**Directive**
Copy each of the entries below faithfully, setting aside any pictures.
--- Input for this task ---
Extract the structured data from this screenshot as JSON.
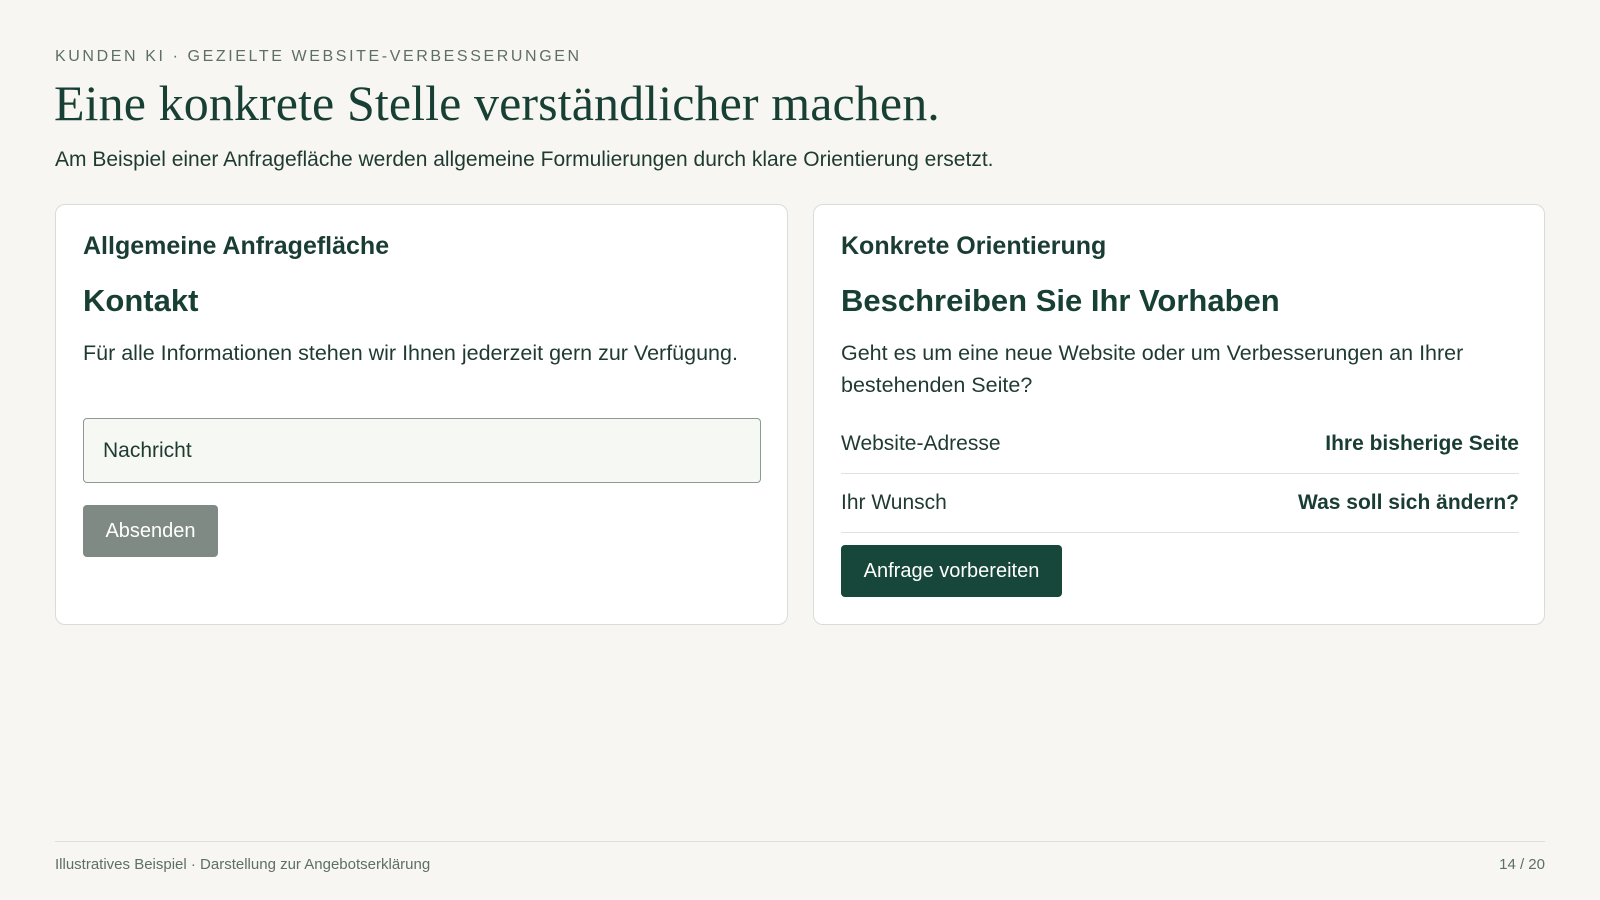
{
  "header": {
    "eyebrow": "KUNDEN KI · GEZIELTE WEBSITE-VERBESSERUNGEN",
    "title": "Eine konkrete Stelle verständlicher machen.",
    "subtitle": "Am Beispiel einer Anfragefläche werden allgemeine Formulierungen durch klare Orientierung ersetzt."
  },
  "left_card": {
    "heading": "Allgemeine Anfragefläche",
    "title": "Kontakt",
    "text": "Für alle Informationen stehen wir Ihnen jederzeit gern zur Verfügung.",
    "input_placeholder": "Nachricht",
    "button_label": "Absenden"
  },
  "right_card": {
    "heading": "Konkrete Orientierung",
    "title": "Beschreiben Sie Ihr Vorhaben",
    "text": "Geht es um eine neue Website oder um Verbesserungen an Ihrer bestehenden Seite?",
    "fields": [
      {
        "label": "Website-Adresse",
        "value": "Ihre bisherige Seite"
      },
      {
        "label": "Ihr Wunsch",
        "value": "Was soll sich ändern?"
      }
    ],
    "button_label": "Anfrage vorbereiten"
  },
  "footer": {
    "note": "Illustratives Beispiel · Darstellung zur Angebotserklärung",
    "page_indicator": "14 / 20"
  },
  "colors": {
    "background": "#f7f6f2",
    "primary": "#17473a",
    "muted_button": "#7f8a85",
    "text": "#1b3d33"
  }
}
---
**Solution to this exercise**
Extract the structured data from this screenshot as JSON.
{
  "header": {
    "eyebrow": "KUNDEN KI · GEZIELTE WEBSITE-VERBESSERUNGEN",
    "title": "Eine konkrete Stelle verständlicher machen.",
    "subtitle": "Am Beispiel einer Anfragefläche werden allgemeine Formulierungen durch klare Orientierung ersetzt."
  },
  "left_card": {
    "heading": "Allgemeine Anfragefläche",
    "title": "Kontakt",
    "text": "Für alle Informationen stehen wir Ihnen jederzeit gern zur Verfügung.",
    "input_placeholder": "Nachricht",
    "button_label": "Absenden"
  },
  "right_card": {
    "heading": "Konkrete Orientierung",
    "title": "Beschreiben Sie Ihr Vorhaben",
    "text": "Geht es um eine neue Website oder um Verbesserungen an Ihrer bestehenden Seite?",
    "fields": [
      {
        "label": "Website-Adresse",
        "value": "Ihre bisherige Seite"
      },
      {
        "label": "Ihr Wunsch",
        "value": "Was soll sich ändern?"
      }
    ],
    "button_label": "Anfrage vorbereiten"
  },
  "footer": {
    "note": "Illustratives Beispiel · Darstellung zur Angebotserklärung",
    "page_indicator": "14 / 20"
  },
  "colors": {
    "background": "#f7f6f2",
    "primary": "#17473a",
    "muted_button": "#7f8a85",
    "text": "#1b3d33"
  }
}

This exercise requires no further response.